BEGIN Record set
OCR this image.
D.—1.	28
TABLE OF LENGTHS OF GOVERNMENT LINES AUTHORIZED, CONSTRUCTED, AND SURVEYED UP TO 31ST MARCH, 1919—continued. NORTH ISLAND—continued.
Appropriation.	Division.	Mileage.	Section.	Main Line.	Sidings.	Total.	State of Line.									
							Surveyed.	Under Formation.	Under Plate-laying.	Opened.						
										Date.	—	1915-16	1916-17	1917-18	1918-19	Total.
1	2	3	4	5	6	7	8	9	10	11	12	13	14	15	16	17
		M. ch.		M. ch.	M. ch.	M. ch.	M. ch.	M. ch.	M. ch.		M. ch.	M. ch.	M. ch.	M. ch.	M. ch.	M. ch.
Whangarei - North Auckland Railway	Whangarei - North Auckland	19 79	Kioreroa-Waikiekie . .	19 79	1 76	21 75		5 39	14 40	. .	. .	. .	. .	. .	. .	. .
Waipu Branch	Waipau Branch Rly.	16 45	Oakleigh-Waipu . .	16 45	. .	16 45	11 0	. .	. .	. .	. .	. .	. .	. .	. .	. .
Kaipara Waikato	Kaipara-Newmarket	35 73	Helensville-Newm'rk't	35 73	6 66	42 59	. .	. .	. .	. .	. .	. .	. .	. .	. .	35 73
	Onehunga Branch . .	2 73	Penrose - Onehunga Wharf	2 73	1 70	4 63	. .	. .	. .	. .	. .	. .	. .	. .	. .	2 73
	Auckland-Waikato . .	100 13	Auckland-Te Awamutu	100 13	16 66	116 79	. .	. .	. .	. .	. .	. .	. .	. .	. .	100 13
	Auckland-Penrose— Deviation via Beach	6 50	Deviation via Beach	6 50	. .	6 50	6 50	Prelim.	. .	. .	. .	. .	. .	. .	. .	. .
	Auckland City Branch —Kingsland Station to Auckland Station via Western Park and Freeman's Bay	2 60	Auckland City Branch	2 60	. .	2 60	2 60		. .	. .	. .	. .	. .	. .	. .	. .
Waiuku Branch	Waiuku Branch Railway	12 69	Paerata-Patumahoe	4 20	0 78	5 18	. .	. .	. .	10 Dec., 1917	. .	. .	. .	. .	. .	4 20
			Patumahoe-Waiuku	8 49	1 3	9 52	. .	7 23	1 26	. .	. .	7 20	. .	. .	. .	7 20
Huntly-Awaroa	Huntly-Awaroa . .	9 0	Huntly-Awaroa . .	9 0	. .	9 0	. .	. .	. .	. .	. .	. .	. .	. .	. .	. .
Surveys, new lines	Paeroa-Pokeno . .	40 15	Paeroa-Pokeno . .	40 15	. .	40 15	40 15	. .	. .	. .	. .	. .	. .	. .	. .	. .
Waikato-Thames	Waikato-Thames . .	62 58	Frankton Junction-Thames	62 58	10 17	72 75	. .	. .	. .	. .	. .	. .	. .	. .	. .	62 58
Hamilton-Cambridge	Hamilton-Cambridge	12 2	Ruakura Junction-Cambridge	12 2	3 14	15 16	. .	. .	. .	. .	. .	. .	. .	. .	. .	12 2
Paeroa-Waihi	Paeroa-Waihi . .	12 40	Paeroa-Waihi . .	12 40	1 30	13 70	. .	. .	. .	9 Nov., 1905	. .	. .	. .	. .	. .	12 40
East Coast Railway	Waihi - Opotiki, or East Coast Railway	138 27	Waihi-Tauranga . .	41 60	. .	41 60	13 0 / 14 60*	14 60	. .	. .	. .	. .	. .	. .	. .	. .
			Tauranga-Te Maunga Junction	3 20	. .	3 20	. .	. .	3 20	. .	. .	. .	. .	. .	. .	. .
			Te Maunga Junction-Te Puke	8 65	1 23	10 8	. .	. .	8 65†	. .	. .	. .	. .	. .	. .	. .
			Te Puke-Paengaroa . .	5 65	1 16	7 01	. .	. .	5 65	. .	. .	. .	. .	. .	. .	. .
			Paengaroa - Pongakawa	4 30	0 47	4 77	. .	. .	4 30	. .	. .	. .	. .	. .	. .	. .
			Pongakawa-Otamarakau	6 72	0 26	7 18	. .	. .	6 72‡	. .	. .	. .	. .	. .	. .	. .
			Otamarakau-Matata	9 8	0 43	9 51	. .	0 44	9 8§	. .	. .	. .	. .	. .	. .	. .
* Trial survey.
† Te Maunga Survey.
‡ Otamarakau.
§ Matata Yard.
END Record set
What you are asked to do | Write out the whole listing exactly.

Exercise answer |
OCR this image.
D.—1.	28
TABLE OF LENGTHS OF GOVERNMENT LINES AUTHORIZED, CONSTRUCTED, AND SURVEYED UP TO 31ST MARCH, 1919—continued. NORTH ISLAND—continued.
Appropriation.	Division.	Mileage.	Section.	Main Line.	Sidings.	Total.	State of Line.									
							Surveyed.	Under Formation.	Under Plate-laying.	Opened.						
										Date.	—	1915-16	1916-17	1917-18	1918-19	Total.
1	2	3	4	5	6	7	8	9	10	11	12	13	14	15	16	17
		M. ch.		M. ch.	M. ch.	M. ch.	M. ch.	M. ch.	M. ch.		M. ch.	M. ch.	M. ch.	M. ch.	M. ch.	M. ch.
Whangarei - North Auckland Railway	Whangarei - North Auckland	19 79	Kioreroa-Waikiekie . .	19 79	1 76	21 75		5 39	14 40	. .	. .	. .	. .	. .	. .	. .
Waipu Branch	Waipau Branch Rly.	16 45	Oakleigh-Waipu . .	16 45	. .	16 45	11 0	. .	. .	. .	. .	. .	. .	. .	. .	. .
Kaipara Waikato	Kaipara-Newmarket	35 73	Helensville-Newm'rk't	35 73	6 66	42 59	. .	. .	. .	. .	. .	. .	. .	. .	. .	35 73
	Onehunga Branch . .	2 73	Penrose - Onehunga Wharf	2 73	1 70	4 63	. .	. .	. .	. .	. .	. .	. .	. .	. .	2 73
	Auckland-Waikato . .	100 13	Auckland-Te Awamutu	100 13	16 66	116 79	. .	. .	. .	. .	. .	. .	. .	. .	. .	100 13
	Auckland-Penrose— Deviation via Beach	6 50	Deviation via Beach	6 50	. .	6 50	6 50	Prelim.	. .	. .	. .	. .	. .	. .	. .	. .
	Auckland City Branch —Kingsland Station to Auckland Station via Western Park and Freeman's Bay	2 60	Auckland City Branch	2 60	. .	2 60	2 60		. .	. .	. .	. .	. .	. .	. .	. .
Waiuku Branch	Waiuku Branch Railway	12 69	Paerata-Patumahoe	4 20	0 78	5 18	. .	. .	. .	10 Dec., 1917	. .	. .	. .	. .	. .	4 20
			Patumahoe-Waiuku	8 49	1 3	9 52	. .	7 23	1 26	. .	. .	7 20	. .	. .	. .	7 20
Huntly-Awaroa	Huntly-Awaroa . .	9 0	Huntly-Awaroa . .	9 0	. .	9 0	. .	. .	. .	. .	. .	. .	. .	. .	. .	. .
Surveys, new lines	Paeroa-Pokeno . .	40 15	Paeroa-Pokeno . .	40 15	. .	40 15	40 15	. .	. .	. .	. .	. .	. .	. .	. .	. .
Waikato-Thames	Waikato-Thames . .	62 58	Frankton Junction-Thames	62 58	10 17	72 75	. .	. .	. .	. .	. .	. .	. .	. .	. .	62 58
Hamilton-Cambridge	Hamilton-Cambridge	12 2	Ruakura Junction-Cambridge	12 2	3 14	15 16	. .	. .	. .	. .	. .	. .	. .	. .	. .	12 2
Paeroa-Waihi	Paeroa-Waihi . .	12 40	Paeroa-Waihi . .	12 40	1 30	13 70	. .	. .	. .	9 Nov., 1905	. .	. .	. .	. .	. .	12 40
East Coast Railway	Waihi - Opotiki, or East Coast Railway	138 27	Waihi-Tauranga . .	41 60	. .	41 60	13 0 / 14 60*	14 60	. .	. .	. .	. .	. .	. .	. .	. .
			Tauranga-Te Maunga Junction	3 20	. .	3 20	. .	. .	3 20	. .	. .	. .	. .	. .	. .	. .
			Te Maunga Junction-Te Puke	8 65	1 23	10 8	. .	. .	8 65†	. .	. .	. .	. .	. .	. .	. .
			Te Puke-Paengaroa . .	5 65	1 16	7 01	. .	. .	5 65	. .	. .	. .	. .	. .	. .	. .
			Paengaroa - Pongakawa	4 30	0 47	4 77	. .	. .	4 30	. .	. .	. .	. .	. .	. .	. .
			Pongakawa-Otamarakau	6 72	0 26	7 18	. .	. .	6 72‡	. .	. .	. .	. .	. .	. .	. .
			Otamarakau-Matata	9 8	0 43	9 51	. .	0 44	9 8§	. .	. .	. .	. .	. .	. .	. .
* Trial survey.
† Te Maunga Survey.
‡ Otamarakau.
§ Matata Yard.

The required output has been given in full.